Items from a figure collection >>
#####

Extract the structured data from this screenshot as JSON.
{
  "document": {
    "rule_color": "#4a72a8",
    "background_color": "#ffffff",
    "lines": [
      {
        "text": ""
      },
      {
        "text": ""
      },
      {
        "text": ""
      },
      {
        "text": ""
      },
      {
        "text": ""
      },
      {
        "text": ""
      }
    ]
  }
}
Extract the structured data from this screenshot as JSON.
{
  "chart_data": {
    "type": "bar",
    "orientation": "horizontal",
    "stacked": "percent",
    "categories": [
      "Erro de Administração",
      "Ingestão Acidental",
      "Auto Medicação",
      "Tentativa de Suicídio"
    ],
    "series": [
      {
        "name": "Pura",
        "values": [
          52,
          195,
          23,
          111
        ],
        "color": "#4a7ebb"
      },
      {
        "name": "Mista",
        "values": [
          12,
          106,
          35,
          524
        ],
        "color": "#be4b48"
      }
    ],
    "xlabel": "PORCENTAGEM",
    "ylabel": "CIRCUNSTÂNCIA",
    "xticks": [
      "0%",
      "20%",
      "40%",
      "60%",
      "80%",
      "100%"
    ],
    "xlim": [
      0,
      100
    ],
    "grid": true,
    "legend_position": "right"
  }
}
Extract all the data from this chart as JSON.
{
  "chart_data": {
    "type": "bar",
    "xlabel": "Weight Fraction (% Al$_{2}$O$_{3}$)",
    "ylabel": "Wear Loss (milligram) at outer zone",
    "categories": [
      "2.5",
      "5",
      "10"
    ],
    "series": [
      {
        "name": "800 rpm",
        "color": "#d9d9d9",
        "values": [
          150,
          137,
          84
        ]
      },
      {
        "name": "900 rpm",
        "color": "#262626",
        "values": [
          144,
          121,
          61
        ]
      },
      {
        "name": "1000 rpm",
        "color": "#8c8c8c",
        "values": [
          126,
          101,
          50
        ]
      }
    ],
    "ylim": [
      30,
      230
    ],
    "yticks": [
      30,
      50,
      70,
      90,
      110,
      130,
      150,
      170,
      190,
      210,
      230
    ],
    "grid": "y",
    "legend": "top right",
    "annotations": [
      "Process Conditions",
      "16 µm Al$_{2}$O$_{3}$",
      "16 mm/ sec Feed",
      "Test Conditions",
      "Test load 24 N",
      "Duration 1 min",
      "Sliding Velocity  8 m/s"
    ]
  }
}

#####

Required work >>
Scan the material above. Copy each line where "name" occurs.

Exercise result >>
        "name": "Pura",
        "name": "Mista",
        "name": "800 rpm",
        "name": "900 rpm",
        "name": "1000 rpm",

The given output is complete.